▶ TEXT SEGMENT
━━━━━━
Parents and their teenage children say they appreciate the mobile phone's enhancement of safety and its ability to keep teens connected to family and friends. For many teens, the phone gives them a new measure of freedom. However, some teens chafe at the electronic tether to their parents that the phone represents. And a notable number of teens and their parents express conflicting emotions about the constant connectivity the phone brings to their lives; on the one hand, it can be a boon, but on the other hand, it can result in irritating interruptions.
  • 98% of parents of cell-owning teens say a major reason their child has the phone is that they can be in touch no matter where the teen is.
  • 94% of parents and 93% of teens ages 12-17 with cell phones agreed with the statement: "I feel safer because I can always use my cell phone to get help." Girls and mothers especially appreciate the safety aspects of cell ownership.
  • 94% of cell users ages 12-17 agree that cell phones give them more freedom because they can reach their parents no matter where they are.
  • 84% of 12-17 year-old cell owners agree that they like the fact that their phone makes it easy to change plans quickly, compared with 75% of their parents who agree with that sentiment.
  • 48% of cell-owning teens get irritated when a call or a text message interrupts what they are doing, compared with 38% of the cell-owning parents.
  • 69% of cell-owning teens say their phone helps them entertain themselves when they are bored.
  • 54% of text-using teens have received spam or other unwanted texts.
  • 26% have been bullied or harassed through text messages and phone calls.
Cell phones are not just about calling or texting -- with expanding functionality, phones have become multimedia recording devices and pocket-sized internet connected computers. Among teen cell phone owners:
Teens who have multi-purpose phones are avid users of those extra features. The most popular are taking and sharing pictures and playing music:
  • 83% use their phones to take pictures.
  • 64% share pictures with others.
  • 60% play music on their phones.
  • 46% play games on their phones.
  • 32% exchange videos on their phones.
  • 31% exchange instant messages on their phones.
  • 27% go online for general purposes on their phones.
  • 23% access social network sites on their phones.
  • 21% use email on their phones.
  • 11% purchase things via their phones.
The majority of teens are on family plans where someone else foots the bill.
There are a variety of payment plans for cell phones, as well as bundling plans for how phone minutes and texts are packaged, and a variety of strategies families use to pay for cell phones. Teens' use of cell phones is strongly associated with the type of plan they have and who pays the phone bills.
━━━━━━
▶ LISTED ENTRIES

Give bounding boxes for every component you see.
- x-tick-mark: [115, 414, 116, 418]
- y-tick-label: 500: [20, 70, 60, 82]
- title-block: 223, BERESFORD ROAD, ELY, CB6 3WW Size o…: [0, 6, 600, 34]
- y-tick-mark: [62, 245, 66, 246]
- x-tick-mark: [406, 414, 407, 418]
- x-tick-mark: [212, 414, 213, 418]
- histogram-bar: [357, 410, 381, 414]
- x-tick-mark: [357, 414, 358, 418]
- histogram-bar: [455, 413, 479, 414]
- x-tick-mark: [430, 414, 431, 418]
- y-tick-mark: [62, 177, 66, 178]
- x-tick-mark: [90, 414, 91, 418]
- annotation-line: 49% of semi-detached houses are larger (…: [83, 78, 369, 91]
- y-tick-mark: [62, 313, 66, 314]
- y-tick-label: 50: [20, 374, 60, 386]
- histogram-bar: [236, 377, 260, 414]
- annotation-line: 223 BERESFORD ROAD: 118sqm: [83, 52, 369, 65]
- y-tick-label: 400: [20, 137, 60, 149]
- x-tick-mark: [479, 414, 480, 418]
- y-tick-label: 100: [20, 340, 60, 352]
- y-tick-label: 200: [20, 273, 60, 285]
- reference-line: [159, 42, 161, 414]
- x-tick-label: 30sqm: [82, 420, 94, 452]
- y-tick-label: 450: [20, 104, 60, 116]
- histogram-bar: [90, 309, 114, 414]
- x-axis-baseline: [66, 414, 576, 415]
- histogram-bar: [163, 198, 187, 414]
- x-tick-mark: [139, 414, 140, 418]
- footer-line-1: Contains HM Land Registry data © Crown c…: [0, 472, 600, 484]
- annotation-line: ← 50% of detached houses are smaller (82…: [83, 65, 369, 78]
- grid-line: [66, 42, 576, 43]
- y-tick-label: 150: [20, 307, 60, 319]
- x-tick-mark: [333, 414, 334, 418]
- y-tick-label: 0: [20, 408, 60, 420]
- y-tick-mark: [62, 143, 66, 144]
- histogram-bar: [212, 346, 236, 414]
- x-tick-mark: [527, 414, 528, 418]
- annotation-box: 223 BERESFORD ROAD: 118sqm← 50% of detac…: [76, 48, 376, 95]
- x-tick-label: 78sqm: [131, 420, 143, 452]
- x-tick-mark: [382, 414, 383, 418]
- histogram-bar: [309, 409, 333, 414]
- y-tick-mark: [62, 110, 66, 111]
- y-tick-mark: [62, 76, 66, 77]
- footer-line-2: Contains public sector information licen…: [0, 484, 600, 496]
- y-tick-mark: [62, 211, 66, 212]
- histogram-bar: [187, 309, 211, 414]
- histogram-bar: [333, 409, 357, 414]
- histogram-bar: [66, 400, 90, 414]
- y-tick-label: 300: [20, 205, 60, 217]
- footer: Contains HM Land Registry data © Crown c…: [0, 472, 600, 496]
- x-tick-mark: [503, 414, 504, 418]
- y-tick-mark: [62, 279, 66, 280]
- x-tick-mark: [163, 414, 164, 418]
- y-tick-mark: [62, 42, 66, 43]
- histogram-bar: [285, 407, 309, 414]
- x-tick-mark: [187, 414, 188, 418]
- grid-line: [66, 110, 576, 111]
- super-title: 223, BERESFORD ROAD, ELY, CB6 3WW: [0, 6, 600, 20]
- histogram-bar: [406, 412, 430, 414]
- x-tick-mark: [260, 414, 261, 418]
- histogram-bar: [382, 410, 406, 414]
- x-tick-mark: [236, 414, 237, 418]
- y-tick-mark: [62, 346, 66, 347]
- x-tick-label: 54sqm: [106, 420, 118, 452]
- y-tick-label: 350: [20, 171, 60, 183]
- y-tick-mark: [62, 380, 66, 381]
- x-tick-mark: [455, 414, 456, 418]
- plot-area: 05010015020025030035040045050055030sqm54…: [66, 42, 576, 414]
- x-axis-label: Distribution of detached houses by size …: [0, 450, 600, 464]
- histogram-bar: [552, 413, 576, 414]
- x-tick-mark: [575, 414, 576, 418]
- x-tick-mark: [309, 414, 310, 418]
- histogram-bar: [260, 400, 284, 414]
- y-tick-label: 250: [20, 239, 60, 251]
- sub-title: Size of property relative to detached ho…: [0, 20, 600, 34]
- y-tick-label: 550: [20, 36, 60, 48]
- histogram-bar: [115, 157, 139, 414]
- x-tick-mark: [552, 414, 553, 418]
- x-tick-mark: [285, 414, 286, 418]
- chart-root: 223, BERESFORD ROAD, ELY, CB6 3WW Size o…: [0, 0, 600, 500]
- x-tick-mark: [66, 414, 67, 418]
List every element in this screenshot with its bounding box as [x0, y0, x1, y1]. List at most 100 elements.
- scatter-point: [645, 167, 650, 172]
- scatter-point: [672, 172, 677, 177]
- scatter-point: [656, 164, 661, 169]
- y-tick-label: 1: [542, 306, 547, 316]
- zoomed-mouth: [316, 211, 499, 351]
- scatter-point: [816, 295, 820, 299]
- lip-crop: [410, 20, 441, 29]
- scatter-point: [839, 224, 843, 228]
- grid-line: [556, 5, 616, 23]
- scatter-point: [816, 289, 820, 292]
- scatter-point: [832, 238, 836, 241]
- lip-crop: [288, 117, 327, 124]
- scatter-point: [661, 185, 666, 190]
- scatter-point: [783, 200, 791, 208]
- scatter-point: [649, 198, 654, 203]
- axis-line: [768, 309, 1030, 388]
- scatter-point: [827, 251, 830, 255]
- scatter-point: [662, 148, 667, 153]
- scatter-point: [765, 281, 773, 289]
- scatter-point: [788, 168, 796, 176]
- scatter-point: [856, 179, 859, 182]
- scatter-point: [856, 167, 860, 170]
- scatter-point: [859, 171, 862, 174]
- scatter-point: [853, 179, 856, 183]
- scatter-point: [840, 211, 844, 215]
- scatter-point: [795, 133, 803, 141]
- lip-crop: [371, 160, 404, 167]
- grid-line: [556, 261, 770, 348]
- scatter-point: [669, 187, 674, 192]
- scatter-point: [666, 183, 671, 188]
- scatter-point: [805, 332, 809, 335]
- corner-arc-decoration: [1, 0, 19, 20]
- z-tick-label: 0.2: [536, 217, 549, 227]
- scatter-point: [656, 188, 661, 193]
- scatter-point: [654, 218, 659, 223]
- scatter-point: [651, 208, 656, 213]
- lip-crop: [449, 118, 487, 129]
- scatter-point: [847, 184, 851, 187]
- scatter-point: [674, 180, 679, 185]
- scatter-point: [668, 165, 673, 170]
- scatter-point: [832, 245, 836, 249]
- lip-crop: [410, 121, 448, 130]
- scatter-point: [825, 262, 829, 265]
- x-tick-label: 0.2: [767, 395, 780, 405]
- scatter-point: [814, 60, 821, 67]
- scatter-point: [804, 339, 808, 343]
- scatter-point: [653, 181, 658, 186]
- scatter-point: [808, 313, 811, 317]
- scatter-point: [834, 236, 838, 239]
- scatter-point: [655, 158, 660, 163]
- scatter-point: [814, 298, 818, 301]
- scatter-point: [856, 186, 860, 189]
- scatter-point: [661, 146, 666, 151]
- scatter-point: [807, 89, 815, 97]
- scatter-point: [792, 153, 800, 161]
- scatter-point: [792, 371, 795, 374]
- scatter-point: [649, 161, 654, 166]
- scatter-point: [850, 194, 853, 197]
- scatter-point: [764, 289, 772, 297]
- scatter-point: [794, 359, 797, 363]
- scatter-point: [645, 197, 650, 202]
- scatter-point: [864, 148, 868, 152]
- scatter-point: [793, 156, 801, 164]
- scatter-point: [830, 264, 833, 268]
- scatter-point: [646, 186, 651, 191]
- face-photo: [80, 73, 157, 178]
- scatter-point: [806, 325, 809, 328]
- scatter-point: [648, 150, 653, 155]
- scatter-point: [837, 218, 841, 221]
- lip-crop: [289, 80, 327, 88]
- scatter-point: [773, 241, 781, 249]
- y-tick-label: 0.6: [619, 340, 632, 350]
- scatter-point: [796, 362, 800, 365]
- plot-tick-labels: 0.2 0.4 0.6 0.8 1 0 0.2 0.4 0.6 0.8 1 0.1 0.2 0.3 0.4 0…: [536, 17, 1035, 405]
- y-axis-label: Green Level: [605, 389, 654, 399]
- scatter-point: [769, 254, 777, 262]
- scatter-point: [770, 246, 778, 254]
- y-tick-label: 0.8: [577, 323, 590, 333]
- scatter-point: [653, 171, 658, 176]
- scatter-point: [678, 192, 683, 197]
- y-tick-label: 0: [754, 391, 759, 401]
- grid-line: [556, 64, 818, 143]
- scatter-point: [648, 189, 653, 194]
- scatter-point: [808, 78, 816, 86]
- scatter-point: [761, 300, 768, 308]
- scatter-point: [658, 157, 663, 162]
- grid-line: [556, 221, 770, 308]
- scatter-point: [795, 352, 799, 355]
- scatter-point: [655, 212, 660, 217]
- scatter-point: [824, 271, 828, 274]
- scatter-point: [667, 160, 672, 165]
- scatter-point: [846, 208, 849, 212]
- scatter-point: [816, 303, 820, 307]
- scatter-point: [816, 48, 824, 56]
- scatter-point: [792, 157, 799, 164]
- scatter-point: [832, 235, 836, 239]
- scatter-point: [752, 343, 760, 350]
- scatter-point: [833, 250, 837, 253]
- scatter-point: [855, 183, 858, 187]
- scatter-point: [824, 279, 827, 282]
━━━━━━
▶ WHAT YOU ARE ASKED TO DO
From the text on teens and cell phones, copy verbatim the passage that begins with the words "Parents and their" and ends with "in irritating interruptions.".

▶ ANSWER BELOW
Parents and their teenage children say they appreciate the mobile phone's enhancement of safety and its ability to keep teens connected to family and friends. For many teens, the phone gives them a new measure of freedom. However, some teens chafe at the electronic tether to their parents that the phone represents. And a notable number of teens and their parents express conflicting emotions about the constant connectivity the phone brings to their lives; on the one hand, it can be a boon, but on the other hand, it can result in irritating interruptions.